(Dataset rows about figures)
§

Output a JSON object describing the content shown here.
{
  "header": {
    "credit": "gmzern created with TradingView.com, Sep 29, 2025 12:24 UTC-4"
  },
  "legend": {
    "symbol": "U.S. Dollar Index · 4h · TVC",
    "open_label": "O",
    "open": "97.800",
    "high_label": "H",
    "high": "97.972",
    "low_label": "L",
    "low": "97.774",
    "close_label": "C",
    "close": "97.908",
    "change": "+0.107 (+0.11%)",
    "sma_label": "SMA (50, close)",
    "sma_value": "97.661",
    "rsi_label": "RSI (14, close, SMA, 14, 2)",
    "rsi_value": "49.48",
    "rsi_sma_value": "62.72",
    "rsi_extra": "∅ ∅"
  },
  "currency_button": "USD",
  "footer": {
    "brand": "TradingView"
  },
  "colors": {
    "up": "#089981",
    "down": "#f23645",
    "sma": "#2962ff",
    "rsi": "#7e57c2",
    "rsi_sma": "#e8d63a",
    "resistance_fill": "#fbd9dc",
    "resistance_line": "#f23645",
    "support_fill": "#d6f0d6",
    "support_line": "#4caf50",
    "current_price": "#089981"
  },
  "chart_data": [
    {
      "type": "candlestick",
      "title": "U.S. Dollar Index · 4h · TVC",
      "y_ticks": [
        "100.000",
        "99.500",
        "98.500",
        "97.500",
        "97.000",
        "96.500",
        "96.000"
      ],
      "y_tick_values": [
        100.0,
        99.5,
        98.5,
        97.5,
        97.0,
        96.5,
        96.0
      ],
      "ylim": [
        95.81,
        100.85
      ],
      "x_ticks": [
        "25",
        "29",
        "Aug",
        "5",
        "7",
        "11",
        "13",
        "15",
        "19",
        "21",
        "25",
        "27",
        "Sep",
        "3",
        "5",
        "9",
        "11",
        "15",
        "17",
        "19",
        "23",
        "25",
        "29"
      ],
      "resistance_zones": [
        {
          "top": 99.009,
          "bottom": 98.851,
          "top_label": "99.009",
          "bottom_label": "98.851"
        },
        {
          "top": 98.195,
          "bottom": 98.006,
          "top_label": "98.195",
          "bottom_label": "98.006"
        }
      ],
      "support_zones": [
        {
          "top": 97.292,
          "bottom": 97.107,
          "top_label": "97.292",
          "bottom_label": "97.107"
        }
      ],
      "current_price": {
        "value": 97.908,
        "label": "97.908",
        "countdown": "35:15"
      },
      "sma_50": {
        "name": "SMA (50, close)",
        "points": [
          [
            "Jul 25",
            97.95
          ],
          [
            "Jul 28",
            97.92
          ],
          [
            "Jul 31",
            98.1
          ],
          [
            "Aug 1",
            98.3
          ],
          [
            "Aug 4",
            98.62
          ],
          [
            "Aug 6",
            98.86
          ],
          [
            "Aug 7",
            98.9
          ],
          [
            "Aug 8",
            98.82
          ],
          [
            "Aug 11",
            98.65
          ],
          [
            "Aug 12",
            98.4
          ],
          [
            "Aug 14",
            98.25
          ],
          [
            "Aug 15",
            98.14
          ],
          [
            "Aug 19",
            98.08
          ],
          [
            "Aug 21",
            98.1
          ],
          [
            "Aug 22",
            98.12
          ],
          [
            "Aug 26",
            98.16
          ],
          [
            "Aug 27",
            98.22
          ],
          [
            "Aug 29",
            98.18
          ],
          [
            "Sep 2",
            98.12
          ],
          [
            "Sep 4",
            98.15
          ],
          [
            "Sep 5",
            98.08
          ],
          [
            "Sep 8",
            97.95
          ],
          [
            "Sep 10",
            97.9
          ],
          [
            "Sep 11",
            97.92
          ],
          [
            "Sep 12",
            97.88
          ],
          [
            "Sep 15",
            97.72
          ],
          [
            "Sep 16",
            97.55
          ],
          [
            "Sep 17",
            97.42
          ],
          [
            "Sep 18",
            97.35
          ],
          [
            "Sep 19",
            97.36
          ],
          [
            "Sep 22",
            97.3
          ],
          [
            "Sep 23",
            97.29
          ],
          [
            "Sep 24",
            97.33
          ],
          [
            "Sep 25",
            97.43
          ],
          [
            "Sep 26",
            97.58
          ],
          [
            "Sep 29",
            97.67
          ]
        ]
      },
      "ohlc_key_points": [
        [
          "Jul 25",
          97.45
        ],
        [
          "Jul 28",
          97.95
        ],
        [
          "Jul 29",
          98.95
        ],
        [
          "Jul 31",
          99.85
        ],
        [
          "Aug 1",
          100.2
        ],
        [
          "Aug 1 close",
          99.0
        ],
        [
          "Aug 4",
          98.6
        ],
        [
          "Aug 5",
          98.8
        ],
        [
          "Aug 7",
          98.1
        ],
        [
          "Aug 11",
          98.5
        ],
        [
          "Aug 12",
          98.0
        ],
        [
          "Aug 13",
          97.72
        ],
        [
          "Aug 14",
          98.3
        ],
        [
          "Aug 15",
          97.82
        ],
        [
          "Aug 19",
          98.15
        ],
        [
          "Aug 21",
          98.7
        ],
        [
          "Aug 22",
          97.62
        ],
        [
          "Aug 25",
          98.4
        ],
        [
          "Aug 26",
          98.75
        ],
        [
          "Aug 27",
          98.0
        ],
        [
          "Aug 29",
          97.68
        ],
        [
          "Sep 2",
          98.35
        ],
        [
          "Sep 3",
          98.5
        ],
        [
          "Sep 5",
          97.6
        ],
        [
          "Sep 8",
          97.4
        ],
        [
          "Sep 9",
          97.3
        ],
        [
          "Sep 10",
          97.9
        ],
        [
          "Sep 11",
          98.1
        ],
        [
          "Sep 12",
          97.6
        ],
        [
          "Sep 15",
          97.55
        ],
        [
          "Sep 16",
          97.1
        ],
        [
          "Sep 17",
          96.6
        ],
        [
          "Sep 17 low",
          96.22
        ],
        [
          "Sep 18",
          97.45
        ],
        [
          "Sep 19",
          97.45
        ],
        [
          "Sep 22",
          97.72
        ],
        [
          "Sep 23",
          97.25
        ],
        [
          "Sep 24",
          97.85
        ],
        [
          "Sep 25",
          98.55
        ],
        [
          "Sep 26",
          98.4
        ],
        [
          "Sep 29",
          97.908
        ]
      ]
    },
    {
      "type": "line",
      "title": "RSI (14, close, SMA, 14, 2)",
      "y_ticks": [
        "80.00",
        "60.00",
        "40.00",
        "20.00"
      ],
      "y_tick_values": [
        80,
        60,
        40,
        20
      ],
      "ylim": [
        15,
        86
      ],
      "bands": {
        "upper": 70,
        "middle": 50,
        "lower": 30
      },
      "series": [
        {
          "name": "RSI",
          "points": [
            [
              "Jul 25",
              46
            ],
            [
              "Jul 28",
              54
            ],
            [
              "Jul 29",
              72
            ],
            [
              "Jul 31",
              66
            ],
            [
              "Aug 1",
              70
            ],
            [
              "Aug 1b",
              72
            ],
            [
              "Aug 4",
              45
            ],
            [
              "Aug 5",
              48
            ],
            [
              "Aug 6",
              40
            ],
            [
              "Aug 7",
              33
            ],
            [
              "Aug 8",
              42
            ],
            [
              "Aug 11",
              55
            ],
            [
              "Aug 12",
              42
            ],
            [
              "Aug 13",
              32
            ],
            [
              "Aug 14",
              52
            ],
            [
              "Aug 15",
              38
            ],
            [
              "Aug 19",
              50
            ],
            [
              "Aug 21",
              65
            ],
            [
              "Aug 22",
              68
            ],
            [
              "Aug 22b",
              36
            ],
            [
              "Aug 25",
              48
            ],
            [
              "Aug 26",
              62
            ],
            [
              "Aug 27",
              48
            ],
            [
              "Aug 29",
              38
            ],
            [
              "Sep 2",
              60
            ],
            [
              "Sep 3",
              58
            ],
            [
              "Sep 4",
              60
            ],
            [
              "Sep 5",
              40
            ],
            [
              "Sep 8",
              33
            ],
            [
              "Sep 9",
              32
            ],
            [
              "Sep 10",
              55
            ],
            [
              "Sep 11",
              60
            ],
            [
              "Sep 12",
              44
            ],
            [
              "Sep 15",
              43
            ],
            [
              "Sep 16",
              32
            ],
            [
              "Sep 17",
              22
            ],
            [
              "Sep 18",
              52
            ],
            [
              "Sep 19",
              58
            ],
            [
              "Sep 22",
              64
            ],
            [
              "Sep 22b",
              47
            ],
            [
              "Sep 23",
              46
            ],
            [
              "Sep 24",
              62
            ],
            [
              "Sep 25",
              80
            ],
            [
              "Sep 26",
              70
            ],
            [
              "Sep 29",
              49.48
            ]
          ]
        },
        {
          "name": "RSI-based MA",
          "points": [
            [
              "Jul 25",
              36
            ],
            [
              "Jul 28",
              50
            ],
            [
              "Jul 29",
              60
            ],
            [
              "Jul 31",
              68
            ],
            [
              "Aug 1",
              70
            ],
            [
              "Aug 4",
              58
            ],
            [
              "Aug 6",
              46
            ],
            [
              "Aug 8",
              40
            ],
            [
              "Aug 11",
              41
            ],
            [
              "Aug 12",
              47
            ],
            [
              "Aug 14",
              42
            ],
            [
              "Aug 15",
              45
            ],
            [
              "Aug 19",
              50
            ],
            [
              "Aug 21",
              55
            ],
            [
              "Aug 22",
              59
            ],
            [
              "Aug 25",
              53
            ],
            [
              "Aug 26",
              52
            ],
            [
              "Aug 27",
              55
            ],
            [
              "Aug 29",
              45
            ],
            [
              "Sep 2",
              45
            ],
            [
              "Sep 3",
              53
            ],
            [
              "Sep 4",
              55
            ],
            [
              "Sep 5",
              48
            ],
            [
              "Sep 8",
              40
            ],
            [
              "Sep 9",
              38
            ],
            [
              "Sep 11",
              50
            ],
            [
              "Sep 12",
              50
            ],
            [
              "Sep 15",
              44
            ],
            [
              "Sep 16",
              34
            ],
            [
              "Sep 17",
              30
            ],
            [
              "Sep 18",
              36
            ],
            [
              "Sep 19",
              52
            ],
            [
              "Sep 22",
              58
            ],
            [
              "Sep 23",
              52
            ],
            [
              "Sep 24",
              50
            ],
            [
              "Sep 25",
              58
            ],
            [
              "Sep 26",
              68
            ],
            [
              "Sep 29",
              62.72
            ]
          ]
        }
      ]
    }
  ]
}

§

### Task
Pick out the lines that include the word "Index" and write them out.

### Response to the task
    "symbol": "U.S. Dollar Index · 4h · TVC",
      "title": "U.S. Dollar Index · 4h · TVC",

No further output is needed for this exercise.